BEGIN RECORDS FOR THIS EXERCISE
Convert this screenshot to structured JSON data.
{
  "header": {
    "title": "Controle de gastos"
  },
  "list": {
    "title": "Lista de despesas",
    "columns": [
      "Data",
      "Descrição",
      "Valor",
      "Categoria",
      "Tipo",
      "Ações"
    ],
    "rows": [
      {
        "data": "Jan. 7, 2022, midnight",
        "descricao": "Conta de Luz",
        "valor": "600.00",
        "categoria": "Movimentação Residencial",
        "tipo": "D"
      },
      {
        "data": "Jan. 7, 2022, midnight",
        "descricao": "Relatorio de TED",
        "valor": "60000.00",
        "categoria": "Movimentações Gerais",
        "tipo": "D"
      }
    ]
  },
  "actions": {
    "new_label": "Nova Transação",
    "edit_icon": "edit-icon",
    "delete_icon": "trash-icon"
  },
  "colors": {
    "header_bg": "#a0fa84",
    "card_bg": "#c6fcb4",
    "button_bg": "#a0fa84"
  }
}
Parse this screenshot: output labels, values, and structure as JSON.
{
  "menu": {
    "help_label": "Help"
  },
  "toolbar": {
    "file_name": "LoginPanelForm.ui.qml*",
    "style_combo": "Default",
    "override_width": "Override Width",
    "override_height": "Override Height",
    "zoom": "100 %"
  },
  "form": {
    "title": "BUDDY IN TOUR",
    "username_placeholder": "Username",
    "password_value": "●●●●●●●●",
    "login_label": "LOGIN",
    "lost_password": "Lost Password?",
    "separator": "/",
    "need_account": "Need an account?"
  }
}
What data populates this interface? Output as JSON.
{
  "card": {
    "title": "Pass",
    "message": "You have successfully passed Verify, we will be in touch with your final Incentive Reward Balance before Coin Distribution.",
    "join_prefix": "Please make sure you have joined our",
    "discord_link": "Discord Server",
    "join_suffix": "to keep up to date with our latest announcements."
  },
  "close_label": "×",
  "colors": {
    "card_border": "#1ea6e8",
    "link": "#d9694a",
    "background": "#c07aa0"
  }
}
END RECORDS FOR THIS EXERCISE
- **TASK REQUIREMENTS**: Scan the listing above. Gather each line that contains the word "JSON".

- **TASK RESULT**:
Convert this screenshot to structured JSON data.
Parse this screenshot: output labels, values, and structure as JSON.
What data populates this interface? Output as JSON.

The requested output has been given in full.